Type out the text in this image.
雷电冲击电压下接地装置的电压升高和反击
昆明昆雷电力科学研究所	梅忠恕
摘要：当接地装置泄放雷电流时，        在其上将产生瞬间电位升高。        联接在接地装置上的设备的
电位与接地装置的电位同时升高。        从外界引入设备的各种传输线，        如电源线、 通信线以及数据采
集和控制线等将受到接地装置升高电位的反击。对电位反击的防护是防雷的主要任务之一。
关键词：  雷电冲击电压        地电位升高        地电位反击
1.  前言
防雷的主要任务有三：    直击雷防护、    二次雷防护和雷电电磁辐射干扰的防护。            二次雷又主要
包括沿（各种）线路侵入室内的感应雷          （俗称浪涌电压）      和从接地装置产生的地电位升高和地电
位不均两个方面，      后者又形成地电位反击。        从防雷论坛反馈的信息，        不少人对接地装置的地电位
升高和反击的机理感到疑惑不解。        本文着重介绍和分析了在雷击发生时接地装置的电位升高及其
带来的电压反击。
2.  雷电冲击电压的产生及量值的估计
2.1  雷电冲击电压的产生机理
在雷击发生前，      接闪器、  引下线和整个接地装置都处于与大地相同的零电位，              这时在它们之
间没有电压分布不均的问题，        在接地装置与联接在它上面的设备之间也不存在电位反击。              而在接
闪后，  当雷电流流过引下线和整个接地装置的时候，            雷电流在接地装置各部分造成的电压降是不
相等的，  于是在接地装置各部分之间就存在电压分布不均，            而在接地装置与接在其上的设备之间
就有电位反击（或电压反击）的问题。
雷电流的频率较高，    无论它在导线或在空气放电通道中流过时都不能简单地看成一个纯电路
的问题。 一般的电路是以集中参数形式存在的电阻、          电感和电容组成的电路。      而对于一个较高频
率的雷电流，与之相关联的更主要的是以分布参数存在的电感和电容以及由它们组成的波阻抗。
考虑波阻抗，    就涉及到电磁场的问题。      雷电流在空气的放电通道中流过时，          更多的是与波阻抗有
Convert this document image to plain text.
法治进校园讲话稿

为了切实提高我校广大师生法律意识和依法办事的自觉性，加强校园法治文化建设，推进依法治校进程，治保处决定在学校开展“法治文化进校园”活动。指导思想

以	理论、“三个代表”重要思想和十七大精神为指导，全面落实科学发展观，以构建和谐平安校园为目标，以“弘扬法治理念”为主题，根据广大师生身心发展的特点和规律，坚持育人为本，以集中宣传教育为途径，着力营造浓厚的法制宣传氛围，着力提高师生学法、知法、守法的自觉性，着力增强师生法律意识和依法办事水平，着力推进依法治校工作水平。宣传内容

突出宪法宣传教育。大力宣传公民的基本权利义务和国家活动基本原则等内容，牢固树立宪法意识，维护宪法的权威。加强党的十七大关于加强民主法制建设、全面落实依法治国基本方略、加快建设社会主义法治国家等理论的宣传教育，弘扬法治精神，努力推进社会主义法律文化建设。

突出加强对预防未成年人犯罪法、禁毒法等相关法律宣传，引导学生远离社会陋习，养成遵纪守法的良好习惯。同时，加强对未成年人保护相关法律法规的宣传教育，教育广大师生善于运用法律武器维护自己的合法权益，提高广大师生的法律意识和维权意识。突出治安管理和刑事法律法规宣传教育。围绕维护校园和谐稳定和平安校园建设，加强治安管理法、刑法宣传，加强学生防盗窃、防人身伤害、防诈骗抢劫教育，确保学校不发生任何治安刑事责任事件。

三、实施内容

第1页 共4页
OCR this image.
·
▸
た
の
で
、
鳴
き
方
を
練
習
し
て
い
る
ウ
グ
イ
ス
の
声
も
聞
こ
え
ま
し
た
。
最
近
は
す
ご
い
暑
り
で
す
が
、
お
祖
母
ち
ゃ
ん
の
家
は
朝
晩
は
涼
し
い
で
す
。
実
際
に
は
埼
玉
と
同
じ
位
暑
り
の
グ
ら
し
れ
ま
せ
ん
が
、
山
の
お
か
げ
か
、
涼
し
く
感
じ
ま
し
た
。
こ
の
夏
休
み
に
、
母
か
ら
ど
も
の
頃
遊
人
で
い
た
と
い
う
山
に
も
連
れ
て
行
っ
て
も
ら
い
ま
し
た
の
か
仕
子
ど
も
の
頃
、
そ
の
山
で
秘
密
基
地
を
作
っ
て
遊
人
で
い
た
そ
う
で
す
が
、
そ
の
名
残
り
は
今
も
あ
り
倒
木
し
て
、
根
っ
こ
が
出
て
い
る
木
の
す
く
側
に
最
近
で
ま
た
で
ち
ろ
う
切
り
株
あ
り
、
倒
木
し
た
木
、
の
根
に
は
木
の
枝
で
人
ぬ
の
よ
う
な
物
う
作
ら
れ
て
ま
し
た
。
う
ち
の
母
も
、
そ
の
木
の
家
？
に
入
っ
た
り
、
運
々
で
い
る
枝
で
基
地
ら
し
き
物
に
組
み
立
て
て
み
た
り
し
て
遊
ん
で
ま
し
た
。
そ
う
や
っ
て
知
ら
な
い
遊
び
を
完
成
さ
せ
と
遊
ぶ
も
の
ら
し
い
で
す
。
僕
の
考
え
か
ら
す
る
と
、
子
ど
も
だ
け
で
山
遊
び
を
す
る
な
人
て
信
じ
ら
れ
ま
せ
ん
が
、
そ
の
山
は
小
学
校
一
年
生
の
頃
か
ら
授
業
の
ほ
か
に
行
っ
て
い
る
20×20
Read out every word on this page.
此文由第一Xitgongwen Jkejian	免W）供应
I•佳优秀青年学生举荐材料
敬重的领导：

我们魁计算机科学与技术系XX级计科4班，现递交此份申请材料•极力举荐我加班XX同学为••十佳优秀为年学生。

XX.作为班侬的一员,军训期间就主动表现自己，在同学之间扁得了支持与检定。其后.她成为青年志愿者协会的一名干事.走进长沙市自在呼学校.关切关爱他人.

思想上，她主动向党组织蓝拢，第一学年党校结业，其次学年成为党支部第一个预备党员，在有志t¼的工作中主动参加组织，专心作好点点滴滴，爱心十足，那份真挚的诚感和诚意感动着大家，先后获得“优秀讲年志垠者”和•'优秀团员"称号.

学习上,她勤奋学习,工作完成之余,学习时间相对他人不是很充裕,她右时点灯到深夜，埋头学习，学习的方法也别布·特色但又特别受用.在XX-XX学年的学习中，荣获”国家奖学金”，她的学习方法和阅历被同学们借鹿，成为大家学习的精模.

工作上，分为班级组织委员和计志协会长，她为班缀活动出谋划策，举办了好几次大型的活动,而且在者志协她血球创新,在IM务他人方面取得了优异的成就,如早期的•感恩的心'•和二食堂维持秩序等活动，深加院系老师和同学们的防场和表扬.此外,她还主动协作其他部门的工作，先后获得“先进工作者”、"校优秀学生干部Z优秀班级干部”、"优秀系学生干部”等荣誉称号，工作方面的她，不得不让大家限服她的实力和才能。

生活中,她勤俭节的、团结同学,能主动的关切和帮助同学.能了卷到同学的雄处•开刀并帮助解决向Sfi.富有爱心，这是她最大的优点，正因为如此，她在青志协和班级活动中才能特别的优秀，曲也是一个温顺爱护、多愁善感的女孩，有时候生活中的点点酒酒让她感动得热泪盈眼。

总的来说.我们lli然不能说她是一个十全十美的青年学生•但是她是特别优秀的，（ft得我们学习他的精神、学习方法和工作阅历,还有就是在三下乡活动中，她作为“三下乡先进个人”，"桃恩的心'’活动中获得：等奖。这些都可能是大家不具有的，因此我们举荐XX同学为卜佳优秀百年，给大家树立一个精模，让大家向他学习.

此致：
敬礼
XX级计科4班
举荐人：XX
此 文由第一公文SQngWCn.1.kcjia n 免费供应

=======

WHAT YOU WILL DO
Your task is to reproduce, exactly and exclusively, the lines from the one holding "OCR this image." through the final line of the listing.

CORRECT ANSWER
OCR this image.
·
▸
た
の
で
、
鳴
き
方
を
練
習
し
て
い
る
ウ
グ
イ
ス
の
声
も
聞
こ
え
ま
し
た
。
最
近
は
す
ご
い
暑
り
で
す
が
、
お
祖
母
ち
ゃ
ん
の
家
は
朝
晩
は
涼
し
い
で
す
。
実
際
に
は
埼
玉
と
同
じ
位
暑
り
の
グ
ら
し
れ
ま
せ
ん
が
、
山
の
お
か
げ
か
、
涼
し
く
感
じ
ま
し
た
。
こ
の
夏
休
み
に
、
母
か
ら
ど
も
の
頃
遊
人
で
い
た
と
い
う
山
に
も
連
れ
て
行
っ
て
も
ら
い
ま
し
た
の
か
仕
子
ど
も
の
頃
、
そ
の
山
で
秘
密
基
地
を
作
っ
て
遊
人
で
い
た
そ
う
で
す
が
、
そ
の
名
残
り
は
今
も
あ
り
倒
木
し
て
、
根
っ
こ
が
出
て
い
る
木
の
す
く
側
に
最
近
で
ま
た
で
ち
ろ
う
切
り
株
あ
り
、
倒
木
し
た
木
、
の
根
に
は
木
の
枝
で
人
ぬ
の
よ
う
な
物
う
作
ら
れ
て
ま
し
た
。
う
ち
の
母
も
、
そ
の
木
の
家
？
に
入
っ
た
り
、
運
々
で
い
る
枝
で
基
地
ら
し
き
物
に
組
み
立
て
て
み
た
り
し
て
遊
ん
で
ま
し
た
。
そ
う
や
っ
て
知
ら
な
い
遊
び
を
完
成
さ
せ
と
遊
ぶ
も
の
ら
し
い
で
す
。
僕
の
考
え
か
ら
す
る
と
、
子
ど
も
だ
け
で
山
遊
び
を
す
る
な
人
て
信
じ
ら
れ
ま
せ
ん
が
、
そ
の
山
は
小
学
校
一
年
生
の
頃
か
ら
授
業
の
ほ
か
に
行
っ
て
い
る
20×20
Read out every word on this page.
此文由第一Xitgongwen Jkejian	免W）供应
I•佳优秀青年学生举荐材料
敬重的领导：

我们魁计算机科学与技术系XX级计科4班，现递交此份申请材料•极力举荐我加班XX同学为••十佳优秀为年学生。

XX.作为班侬的一员,军训期间就主动表现自己，在同学之间扁得了支持与检定。其后.她成为青年志愿者协会的一名干事.走进长沙市自在呼学校.关切关爱他人.

思想上，她主动向党组织蓝拢，第一学年党校结业，其次学年成为党支部第一个预备党员，在有志t¼的工作中主动参加组织，专心作好点点滴滴，爱心十足，那份真挚的诚感和诚意感动着大家，先后获得“优秀讲年志垠者”和•'优秀团员"称号.

学习上,她勤奋学习,工作完成之余,学习时间相对他人不是很充裕,她右时点灯到深夜，埋头学习，学习的方法也别布·特色但又特别受用.在XX-XX学年的学习中，荣获”国家奖学金”，她的学习方法和阅历被同学们借鹿，成为大家学习的精模.

工作上，分为班级组织委员和计志协会长，她为班缀活动出谋划策，举办了好几次大型的活动,而且在者志协她血球创新,在IM务他人方面取得了优异的成就,如早期的•感恩的心'•和二食堂维持秩序等活动，深加院系老师和同学们的防场和表扬.此外,她还主动协作其他部门的工作，先后获得“先进工作者”、"校优秀学生干部Z优秀班级干部”、"优秀系学生干部”等荣誉称号，工作方面的她，不得不让大家限服她的实力和才能。

生活中,她勤俭节的、团结同学,能主动的关切和帮助同学.能了卷到同学的雄处•开刀并帮助解决向Sfi.富有爱心，这是她最大的优点，正因为如此，她在青志协和班级活动中才能特别的优秀，曲也是一个温顺爱护、多愁善感的女孩，有时候生活中的点点酒酒让她感动得热泪盈眼。

总的来说.我们lli然不能说她是一个十全十美的青年学生•但是她是特别优秀的，（ft得我们学习他的精神、学习方法和工作阅历,还有就是在三下乡活动中，她作为“三下乡先进个人”，"桃恩的心'’活动中获得：等奖。这些都可能是大家不具有的，因此我们举荐XX同学为卜佳优秀百年，给大家树立一个精模，让大家向他学习.

此致：
敬礼
XX级计科4班
举荐人：XX
此 文由第一公文SQngWCn.1.kcjia n 免费供应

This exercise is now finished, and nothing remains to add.